──────── Excerpted records

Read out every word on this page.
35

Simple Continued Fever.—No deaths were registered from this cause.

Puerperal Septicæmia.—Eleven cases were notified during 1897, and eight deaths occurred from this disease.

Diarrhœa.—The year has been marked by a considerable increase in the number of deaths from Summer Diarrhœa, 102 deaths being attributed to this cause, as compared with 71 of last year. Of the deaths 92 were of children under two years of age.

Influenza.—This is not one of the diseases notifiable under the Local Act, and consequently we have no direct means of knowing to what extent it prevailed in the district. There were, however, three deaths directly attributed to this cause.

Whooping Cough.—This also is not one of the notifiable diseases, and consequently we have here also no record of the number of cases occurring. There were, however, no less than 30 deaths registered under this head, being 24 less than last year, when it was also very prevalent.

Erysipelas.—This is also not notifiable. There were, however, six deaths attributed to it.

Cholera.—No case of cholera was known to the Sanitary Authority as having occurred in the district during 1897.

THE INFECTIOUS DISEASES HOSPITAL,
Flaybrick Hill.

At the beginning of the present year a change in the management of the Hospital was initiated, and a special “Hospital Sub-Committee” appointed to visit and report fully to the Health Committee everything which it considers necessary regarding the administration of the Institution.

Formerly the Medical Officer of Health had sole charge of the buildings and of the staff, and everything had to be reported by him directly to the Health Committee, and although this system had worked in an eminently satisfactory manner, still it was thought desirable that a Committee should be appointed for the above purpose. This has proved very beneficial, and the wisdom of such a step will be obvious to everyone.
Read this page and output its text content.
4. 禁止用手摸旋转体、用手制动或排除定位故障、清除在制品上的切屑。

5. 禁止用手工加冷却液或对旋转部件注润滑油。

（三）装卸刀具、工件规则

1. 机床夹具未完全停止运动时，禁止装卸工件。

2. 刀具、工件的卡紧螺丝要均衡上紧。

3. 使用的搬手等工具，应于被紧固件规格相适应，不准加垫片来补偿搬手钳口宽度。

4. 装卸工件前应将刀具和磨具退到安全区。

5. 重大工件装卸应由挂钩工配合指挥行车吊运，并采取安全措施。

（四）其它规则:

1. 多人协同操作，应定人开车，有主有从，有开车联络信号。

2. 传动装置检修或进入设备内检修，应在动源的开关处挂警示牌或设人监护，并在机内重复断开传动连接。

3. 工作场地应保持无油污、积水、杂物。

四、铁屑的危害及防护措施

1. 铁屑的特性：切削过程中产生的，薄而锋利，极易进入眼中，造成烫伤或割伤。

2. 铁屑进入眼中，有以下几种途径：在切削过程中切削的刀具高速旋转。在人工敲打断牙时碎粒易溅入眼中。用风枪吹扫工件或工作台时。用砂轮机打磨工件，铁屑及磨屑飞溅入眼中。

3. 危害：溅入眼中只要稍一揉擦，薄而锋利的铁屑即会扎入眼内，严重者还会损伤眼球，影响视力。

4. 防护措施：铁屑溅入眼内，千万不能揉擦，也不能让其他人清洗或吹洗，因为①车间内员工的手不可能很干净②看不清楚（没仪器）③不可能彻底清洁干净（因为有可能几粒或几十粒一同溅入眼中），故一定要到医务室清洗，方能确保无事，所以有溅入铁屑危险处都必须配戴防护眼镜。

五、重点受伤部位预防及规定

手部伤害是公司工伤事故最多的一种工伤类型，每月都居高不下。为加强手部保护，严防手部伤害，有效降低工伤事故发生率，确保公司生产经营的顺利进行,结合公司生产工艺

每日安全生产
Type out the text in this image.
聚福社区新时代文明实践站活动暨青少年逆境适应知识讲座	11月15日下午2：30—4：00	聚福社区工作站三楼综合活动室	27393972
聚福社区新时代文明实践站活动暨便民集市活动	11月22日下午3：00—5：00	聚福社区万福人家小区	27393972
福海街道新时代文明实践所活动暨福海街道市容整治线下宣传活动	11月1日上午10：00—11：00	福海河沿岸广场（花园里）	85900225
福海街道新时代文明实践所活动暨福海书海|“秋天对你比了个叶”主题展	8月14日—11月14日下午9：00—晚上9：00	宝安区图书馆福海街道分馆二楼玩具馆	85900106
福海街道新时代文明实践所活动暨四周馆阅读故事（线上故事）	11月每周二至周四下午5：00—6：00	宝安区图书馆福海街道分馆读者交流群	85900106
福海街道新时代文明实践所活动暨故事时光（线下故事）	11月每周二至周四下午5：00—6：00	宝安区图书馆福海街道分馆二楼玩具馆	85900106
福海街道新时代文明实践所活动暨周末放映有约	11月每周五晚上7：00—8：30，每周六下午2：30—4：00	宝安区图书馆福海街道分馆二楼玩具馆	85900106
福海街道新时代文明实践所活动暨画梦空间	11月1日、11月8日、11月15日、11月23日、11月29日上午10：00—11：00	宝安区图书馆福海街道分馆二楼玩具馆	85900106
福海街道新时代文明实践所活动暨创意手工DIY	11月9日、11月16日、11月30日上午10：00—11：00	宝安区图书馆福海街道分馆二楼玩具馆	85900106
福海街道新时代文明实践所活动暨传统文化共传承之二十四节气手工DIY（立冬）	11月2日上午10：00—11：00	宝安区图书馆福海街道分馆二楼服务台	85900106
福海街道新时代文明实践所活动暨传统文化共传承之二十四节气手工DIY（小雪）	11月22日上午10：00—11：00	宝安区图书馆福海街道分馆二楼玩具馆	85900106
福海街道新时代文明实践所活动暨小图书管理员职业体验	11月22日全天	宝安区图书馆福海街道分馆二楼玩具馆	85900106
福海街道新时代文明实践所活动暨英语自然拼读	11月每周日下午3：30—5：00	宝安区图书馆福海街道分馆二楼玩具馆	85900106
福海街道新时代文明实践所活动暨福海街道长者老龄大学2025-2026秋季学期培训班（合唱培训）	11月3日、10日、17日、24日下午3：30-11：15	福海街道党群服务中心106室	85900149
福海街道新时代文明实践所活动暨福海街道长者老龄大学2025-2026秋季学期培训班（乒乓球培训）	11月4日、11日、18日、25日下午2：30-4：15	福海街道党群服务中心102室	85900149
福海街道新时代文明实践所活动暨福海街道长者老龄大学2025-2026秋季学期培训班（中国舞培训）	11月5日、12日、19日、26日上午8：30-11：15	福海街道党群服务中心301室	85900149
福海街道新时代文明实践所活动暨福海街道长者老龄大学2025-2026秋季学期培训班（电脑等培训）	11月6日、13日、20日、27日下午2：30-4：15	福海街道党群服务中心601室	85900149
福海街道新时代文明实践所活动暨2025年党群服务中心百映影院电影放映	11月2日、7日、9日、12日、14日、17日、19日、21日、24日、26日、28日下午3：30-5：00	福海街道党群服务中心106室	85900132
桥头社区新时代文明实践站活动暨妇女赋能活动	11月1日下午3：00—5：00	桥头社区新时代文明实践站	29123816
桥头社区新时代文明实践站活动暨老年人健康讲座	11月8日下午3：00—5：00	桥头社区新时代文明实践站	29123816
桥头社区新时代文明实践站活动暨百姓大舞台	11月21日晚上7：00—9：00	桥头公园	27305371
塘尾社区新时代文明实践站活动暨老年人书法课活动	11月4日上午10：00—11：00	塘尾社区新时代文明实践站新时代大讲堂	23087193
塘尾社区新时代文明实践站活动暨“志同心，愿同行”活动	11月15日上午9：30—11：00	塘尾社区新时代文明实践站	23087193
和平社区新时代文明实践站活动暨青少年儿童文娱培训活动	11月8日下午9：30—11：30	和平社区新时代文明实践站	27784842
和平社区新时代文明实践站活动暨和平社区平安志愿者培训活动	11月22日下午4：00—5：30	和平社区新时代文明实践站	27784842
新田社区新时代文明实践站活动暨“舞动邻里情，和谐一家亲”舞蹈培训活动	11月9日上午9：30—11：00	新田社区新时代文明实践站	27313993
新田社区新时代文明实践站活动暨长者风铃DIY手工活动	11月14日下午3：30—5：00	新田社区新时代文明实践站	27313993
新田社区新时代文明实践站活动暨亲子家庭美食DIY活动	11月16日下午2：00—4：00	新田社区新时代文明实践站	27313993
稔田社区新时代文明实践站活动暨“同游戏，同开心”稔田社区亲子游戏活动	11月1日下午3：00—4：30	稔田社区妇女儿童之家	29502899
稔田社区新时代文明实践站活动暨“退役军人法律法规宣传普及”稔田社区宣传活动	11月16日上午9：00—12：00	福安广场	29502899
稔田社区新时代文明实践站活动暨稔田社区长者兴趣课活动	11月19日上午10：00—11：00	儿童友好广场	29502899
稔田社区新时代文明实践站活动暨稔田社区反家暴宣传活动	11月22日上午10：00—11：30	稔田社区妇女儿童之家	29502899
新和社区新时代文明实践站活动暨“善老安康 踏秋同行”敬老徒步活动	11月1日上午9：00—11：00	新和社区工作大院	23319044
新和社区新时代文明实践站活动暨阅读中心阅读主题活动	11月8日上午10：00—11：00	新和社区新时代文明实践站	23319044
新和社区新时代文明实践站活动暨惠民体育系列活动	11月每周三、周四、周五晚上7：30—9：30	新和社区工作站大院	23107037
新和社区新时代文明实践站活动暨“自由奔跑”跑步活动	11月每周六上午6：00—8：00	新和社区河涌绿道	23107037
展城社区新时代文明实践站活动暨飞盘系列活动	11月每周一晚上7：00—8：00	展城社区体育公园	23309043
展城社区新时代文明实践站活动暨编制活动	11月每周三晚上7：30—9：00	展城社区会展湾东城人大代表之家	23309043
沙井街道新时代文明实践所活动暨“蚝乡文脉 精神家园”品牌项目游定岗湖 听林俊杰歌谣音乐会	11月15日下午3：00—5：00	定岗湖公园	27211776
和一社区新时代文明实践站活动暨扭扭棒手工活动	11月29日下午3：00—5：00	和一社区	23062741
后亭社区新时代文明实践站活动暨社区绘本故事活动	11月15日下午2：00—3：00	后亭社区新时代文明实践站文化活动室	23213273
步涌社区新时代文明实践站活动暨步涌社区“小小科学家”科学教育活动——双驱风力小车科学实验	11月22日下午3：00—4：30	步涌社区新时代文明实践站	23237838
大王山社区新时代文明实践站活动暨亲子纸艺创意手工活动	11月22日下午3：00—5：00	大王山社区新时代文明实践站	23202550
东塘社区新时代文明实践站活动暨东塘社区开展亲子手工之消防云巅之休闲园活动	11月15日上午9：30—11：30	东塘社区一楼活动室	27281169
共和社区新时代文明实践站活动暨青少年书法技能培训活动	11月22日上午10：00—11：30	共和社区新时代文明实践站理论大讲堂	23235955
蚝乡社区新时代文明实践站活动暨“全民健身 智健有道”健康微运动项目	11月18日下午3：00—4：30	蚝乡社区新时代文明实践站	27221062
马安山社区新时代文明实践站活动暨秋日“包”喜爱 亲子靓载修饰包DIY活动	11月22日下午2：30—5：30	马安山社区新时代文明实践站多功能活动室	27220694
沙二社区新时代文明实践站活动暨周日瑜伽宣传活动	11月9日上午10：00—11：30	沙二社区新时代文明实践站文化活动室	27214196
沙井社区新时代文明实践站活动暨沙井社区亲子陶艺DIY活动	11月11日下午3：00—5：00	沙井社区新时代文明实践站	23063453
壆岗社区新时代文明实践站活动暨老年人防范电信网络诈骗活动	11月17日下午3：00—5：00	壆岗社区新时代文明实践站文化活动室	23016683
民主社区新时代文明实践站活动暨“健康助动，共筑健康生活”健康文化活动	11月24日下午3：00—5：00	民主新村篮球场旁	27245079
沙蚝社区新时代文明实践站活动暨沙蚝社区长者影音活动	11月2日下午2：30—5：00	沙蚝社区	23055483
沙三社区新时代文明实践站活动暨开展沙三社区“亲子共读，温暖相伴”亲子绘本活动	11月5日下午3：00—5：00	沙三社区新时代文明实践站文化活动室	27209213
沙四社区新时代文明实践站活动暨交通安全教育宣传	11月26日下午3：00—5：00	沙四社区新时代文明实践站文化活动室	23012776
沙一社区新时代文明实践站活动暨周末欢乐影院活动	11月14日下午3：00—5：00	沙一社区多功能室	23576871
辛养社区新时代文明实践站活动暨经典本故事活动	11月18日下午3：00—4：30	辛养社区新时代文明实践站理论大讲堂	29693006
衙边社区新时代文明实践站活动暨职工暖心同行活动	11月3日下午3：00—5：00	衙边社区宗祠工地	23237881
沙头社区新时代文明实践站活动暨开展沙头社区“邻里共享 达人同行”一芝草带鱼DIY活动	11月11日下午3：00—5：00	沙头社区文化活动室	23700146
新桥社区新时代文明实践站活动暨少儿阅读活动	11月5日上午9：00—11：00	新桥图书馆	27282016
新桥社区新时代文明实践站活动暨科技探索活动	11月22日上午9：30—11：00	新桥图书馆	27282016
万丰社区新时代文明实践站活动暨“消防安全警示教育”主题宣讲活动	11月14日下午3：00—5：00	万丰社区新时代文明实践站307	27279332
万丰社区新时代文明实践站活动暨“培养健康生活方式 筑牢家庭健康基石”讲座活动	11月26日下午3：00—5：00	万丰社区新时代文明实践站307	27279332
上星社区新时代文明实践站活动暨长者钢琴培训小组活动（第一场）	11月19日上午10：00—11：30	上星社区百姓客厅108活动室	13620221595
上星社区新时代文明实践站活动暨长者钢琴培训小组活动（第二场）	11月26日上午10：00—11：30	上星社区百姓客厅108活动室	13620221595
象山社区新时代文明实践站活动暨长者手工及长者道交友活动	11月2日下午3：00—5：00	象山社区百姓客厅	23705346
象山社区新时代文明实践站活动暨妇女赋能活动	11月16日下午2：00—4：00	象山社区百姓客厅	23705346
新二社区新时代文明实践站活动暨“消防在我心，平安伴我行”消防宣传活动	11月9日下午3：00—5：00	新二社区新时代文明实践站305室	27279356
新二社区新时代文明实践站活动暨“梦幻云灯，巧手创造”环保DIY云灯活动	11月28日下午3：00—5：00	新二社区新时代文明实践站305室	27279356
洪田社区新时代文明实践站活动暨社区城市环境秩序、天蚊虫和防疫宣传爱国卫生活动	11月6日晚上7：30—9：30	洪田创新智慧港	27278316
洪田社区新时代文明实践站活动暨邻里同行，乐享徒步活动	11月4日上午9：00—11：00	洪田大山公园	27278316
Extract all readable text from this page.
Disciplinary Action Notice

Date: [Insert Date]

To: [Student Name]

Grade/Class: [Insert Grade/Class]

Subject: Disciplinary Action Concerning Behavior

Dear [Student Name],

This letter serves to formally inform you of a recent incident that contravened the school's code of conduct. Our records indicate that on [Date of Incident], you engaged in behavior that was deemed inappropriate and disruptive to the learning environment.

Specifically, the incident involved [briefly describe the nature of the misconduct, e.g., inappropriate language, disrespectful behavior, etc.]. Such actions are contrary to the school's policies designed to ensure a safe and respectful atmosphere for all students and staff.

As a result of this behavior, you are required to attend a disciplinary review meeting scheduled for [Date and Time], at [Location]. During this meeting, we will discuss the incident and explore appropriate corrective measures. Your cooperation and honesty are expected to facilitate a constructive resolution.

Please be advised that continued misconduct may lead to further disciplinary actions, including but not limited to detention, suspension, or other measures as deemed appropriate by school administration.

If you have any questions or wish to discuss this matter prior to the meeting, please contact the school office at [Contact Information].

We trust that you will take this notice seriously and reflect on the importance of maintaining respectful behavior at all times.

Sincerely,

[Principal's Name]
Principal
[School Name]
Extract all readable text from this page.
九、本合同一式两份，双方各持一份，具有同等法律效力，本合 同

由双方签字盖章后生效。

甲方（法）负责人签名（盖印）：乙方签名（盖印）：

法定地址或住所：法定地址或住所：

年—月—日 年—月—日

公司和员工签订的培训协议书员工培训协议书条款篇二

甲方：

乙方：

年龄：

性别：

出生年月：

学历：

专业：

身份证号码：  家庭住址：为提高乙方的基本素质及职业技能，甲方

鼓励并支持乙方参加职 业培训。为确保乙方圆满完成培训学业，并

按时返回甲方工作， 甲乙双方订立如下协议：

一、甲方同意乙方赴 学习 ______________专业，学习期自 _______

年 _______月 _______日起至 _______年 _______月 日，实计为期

────────────────

> _Instruction_: Write out each line of the data that holds the string "There".

> _Answer for this exercise_:
Influenza.—This is not one of the diseases notifiable under the Local Act, and consequently we have no direct means of knowing to what extent it prevailed in the district. There were, however, three deaths directly attributed to this cause.
Whooping Cough.—This also is not one of the notifiable diseases, and consequently we have here also no record of the number of cases occurring. There were, however, no less than 30 deaths registered under this head, being 24 less than last year, when it was also very prevalent.
Erysipelas.—This is also not notifiable. There were, however, six deaths attributed to it.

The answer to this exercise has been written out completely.